Dataset rows
__________________________________________________

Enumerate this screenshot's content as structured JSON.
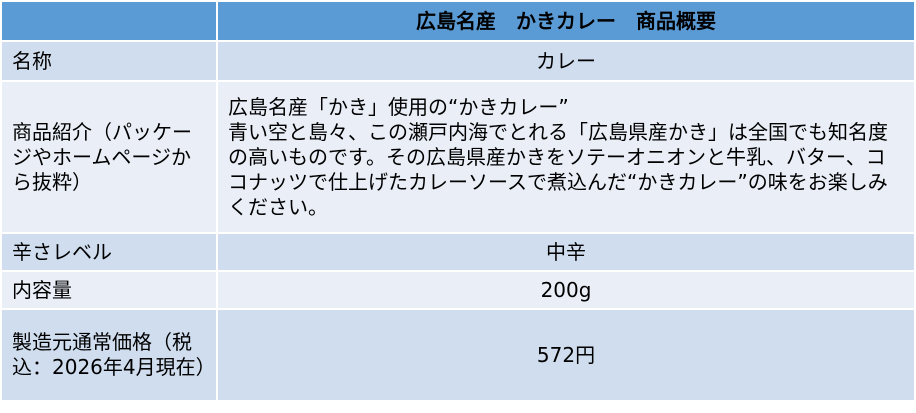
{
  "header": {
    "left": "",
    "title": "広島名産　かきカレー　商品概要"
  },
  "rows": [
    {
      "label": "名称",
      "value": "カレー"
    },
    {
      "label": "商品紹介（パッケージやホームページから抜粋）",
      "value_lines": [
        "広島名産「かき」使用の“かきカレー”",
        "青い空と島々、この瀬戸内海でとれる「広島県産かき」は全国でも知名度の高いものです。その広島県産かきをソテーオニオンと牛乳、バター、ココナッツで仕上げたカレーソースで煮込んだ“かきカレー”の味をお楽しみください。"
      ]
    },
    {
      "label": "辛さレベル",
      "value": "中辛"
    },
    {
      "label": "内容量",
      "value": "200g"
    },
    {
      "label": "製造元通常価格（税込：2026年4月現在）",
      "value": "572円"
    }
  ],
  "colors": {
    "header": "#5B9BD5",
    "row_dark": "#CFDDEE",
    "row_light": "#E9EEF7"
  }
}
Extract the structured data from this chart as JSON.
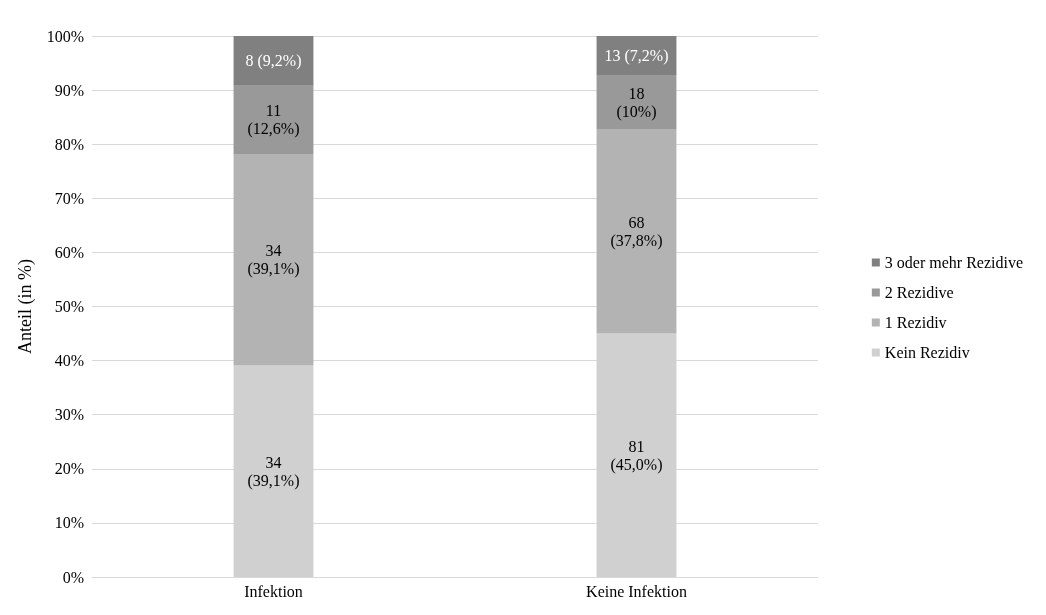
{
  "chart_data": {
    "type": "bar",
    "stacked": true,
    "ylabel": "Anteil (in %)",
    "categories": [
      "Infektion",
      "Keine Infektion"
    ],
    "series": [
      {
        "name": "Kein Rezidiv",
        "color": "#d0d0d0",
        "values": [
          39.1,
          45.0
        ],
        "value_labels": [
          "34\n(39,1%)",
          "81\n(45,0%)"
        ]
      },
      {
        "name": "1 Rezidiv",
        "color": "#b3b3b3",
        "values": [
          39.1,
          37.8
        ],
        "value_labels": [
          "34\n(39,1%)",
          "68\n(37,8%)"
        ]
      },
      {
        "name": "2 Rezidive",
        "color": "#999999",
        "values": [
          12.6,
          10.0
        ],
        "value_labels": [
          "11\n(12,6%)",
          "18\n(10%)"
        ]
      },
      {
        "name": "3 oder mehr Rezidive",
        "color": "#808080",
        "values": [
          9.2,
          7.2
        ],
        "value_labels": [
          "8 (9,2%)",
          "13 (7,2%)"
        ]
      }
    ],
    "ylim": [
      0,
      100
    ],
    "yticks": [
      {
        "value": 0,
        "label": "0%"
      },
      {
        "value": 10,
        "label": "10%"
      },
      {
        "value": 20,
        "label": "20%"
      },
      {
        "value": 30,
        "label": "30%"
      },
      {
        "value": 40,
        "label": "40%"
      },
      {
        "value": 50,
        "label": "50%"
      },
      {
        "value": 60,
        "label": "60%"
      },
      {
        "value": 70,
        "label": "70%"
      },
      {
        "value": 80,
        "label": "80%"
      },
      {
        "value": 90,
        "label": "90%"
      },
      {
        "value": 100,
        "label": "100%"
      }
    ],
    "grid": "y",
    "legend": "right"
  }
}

__________________________________________________

- **Work to complete**
Give back all entries exactly. No pictures belong in the copy.

- **Output of the task**
Enumerate this screenshot's content as structured JSON.
{
  "header": {
    "left": "",
    "title": "広島名産　かきカレー　商品概要"
  },
  "rows": [
    {
      "label": "名称",
      "value": "カレー"
    },
    {
      "label": "商品紹介（パッケージやホームページから抜粋）",
      "value_lines": [
        "広島名産「かき」使用の“かきカレー”",
        "青い空と島々、この瀬戸内海でとれる「広島県産かき」は全国でも知名度の高いものです。その広島県産かきをソテーオニオンと牛乳、バター、ココナッツで仕上げたカレーソースで煮込んだ“かきカレー”の味をお楽しみください。"
      ]
    },
    {
      "label": "辛さレベル",
      "value": "中辛"
    },
    {
      "label": "内容量",
      "value": "200g"
    },
    {
      "label": "製造元通常価格（税込：2026年4月現在）",
      "value": "572円"
    }
  ],
  "colors": {
    "header": "#5B9BD5",
    "row_dark": "#CFDDEE",
    "row_light": "#E9EEF7"
  }
}
Extract the structured data from this chart as JSON.
{
  "chart_data": {
    "type": "bar",
    "stacked": true,
    "ylabel": "Anteil (in %)",
    "categories": [
      "Infektion",
      "Keine Infektion"
    ],
    "series": [
      {
        "name": "Kein Rezidiv",
        "color": "#d0d0d0",
        "values": [
          39.1,
          45.0
        ],
        "value_labels": [
          "34\n(39,1%)",
          "81\n(45,0%)"
        ]
      },
      {
        "name": "1 Rezidiv",
        "color": "#b3b3b3",
        "values": [
          39.1,
          37.8
        ],
        "value_labels": [
          "34\n(39,1%)",
          "68\n(37,8%)"
        ]
      },
      {
        "name": "2 Rezidive",
        "color": "#999999",
        "values": [
          12.6,
          10.0
        ],
        "value_labels": [
          "11\n(12,6%)",
          "18\n(10%)"
        ]
      },
      {
        "name": "3 oder mehr Rezidive",
        "color": "#808080",
        "values": [
          9.2,
          7.2
        ],
        "value_labels": [
          "8 (9,2%)",
          "13 (7,2%)"
        ]
      }
    ],
    "ylim": [
      0,
      100
    ],
    "yticks": [
      {
        "value": 0,
        "label": "0%"
      },
      {
        "value": 10,
        "label": "10%"
      },
      {
        "value": 20,
        "label": "20%"
      },
      {
        "value": 30,
        "label": "30%"
      },
      {
        "value": 40,
        "label": "40%"
      },
      {
        "value": 50,
        "label": "50%"
      },
      {
        "value": 60,
        "label": "60%"
      },
      {
        "value": 70,
        "label": "70%"
      },
      {
        "value": 80,
        "label": "80%"
      },
      {
        "value": 90,
        "label": "90%"
      },
      {
        "value": 100,
        "label": "100%"
      }
    ],
    "grid": "y",
    "legend": "right"
  }
}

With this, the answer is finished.